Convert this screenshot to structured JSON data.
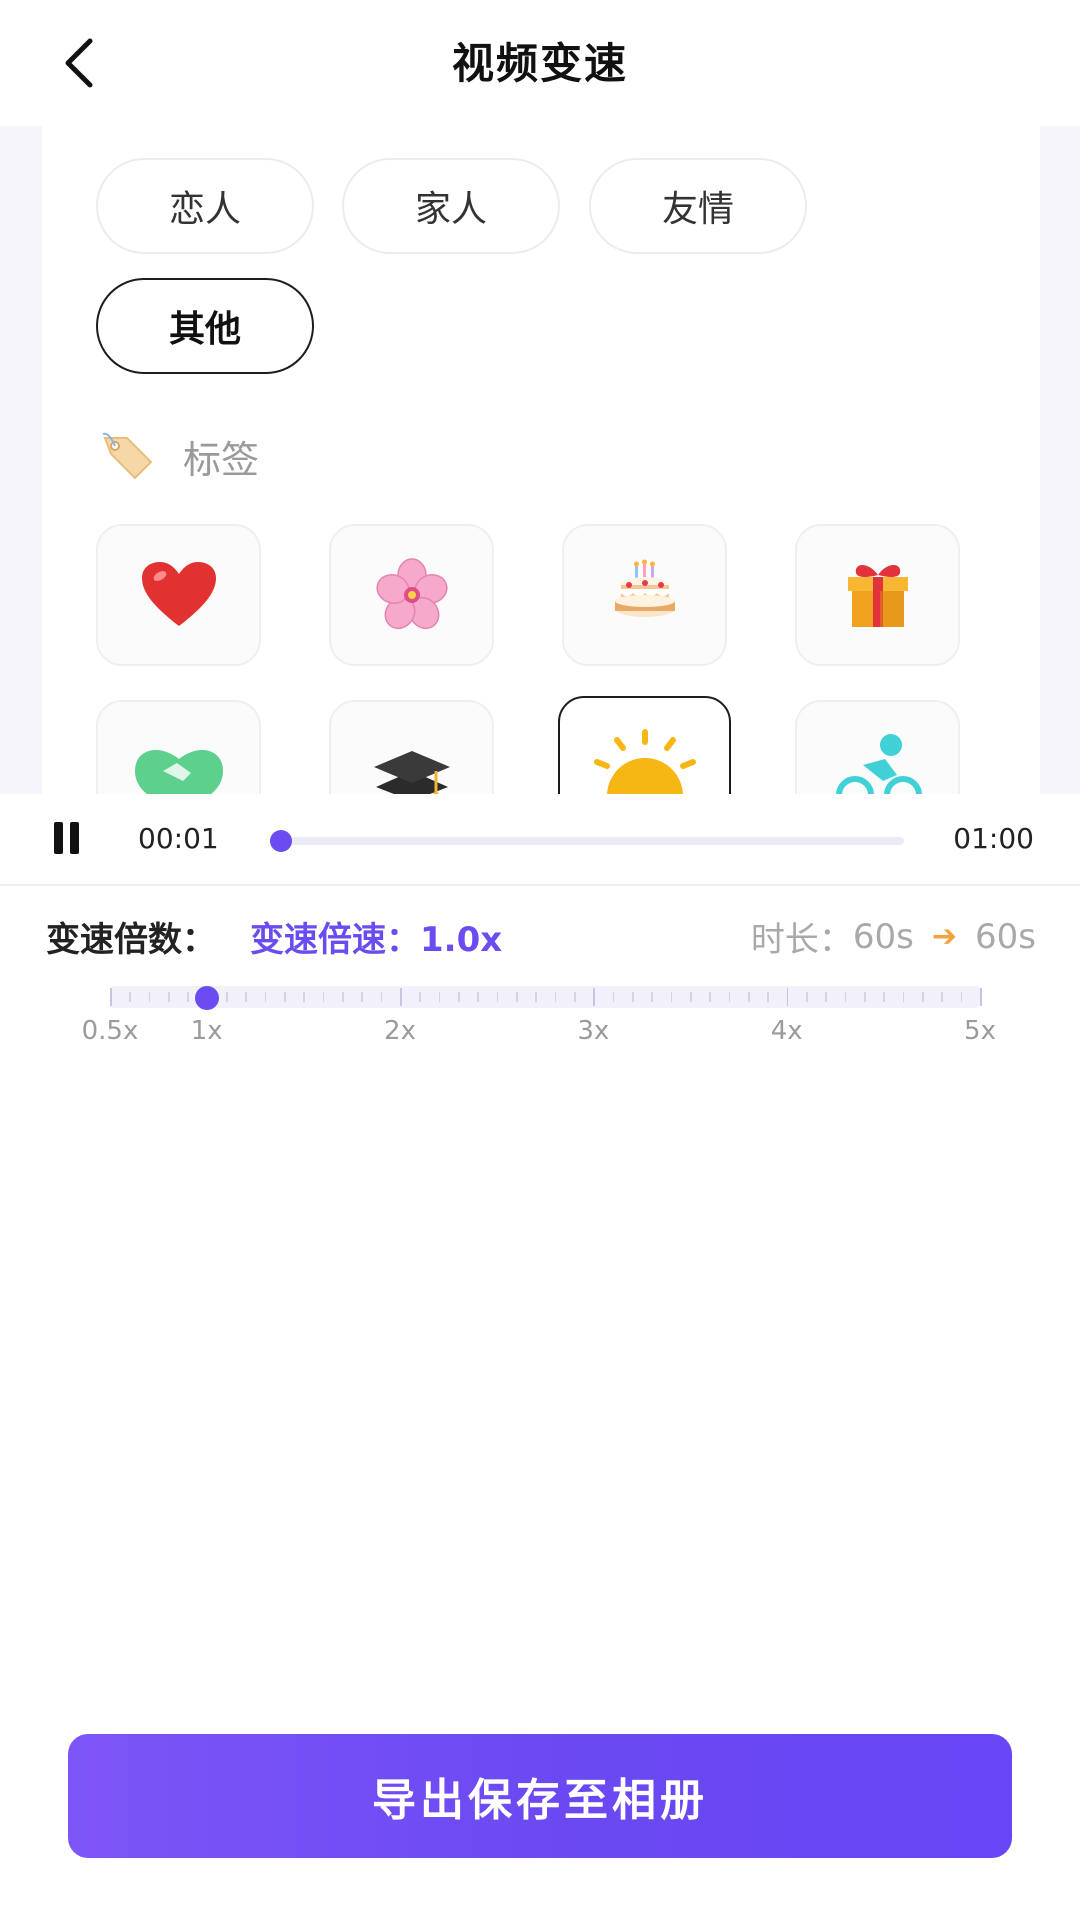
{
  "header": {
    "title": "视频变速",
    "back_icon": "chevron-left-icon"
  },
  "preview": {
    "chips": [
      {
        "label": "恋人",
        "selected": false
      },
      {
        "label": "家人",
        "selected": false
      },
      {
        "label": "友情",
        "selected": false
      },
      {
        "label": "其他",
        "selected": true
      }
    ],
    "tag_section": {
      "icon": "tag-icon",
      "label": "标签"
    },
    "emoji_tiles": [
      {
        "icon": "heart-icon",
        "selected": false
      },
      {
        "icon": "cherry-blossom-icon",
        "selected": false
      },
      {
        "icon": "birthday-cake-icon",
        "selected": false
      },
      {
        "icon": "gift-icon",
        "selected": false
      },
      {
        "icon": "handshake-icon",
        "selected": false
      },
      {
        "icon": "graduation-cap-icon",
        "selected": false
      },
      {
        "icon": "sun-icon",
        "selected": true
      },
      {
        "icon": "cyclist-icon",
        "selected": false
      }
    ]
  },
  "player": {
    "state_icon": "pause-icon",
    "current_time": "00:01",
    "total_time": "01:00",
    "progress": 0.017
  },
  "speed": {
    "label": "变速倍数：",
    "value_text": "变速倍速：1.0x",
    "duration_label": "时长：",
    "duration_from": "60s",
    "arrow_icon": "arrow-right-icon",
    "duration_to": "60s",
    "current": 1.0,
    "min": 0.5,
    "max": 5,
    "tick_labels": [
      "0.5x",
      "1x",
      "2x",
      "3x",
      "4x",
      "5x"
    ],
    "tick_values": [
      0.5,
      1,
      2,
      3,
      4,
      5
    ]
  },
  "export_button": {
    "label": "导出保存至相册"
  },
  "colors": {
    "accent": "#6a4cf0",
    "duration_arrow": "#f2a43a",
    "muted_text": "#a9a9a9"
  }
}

**What is required**
Without the images, write out each line of the data verbatim.

**Correct answer**
Convert this screenshot to structured JSON data.
{
  "header": {
    "title": "视频变速",
    "back_icon": "chevron-left-icon"
  },
  "preview": {
    "chips": [
      {
        "label": "恋人",
        "selected": false
      },
      {
        "label": "家人",
        "selected": false
      },
      {
        "label": "友情",
        "selected": false
      },
      {
        "label": "其他",
        "selected": true
      }
    ],
    "tag_section": {
      "icon": "tag-icon",
      "label": "标签"
    },
    "emoji_tiles": [
      {
        "icon": "heart-icon",
        "selected": false
      },
      {
        "icon": "cherry-blossom-icon",
        "selected": false
      },
      {
        "icon": "birthday-cake-icon",
        "selected": false
      },
      {
        "icon": "gift-icon",
        "selected": false
      },
      {
        "icon": "handshake-icon",
        "selected": false
      },
      {
        "icon": "graduation-cap-icon",
        "selected": false
      },
      {
        "icon": "sun-icon",
        "selected": true
      },
      {
        "icon": "cyclist-icon",
        "selected": false
      }
    ]
  },
  "player": {
    "state_icon": "pause-icon",
    "current_time": "00:01",
    "total_time": "01:00",
    "progress": 0.017
  },
  "speed": {
    "label": "变速倍数：",
    "value_text": "变速倍速：1.0x",
    "duration_label": "时长：",
    "duration_from": "60s",
    "arrow_icon": "arrow-right-icon",
    "duration_to": "60s",
    "current": 1.0,
    "min": 0.5,
    "max": 5,
    "tick_labels": [
      "0.5x",
      "1x",
      "2x",
      "3x",
      "4x",
      "5x"
    ],
    "tick_values": [
      0.5,
      1,
      2,
      3,
      4,
      5
    ]
  },
  "export_button": {
    "label": "导出保存至相册"
  },
  "colors": {
    "accent": "#6a4cf0",
    "duration_arrow": "#f2a43a",
    "muted_text": "#a9a9a9"
  }
}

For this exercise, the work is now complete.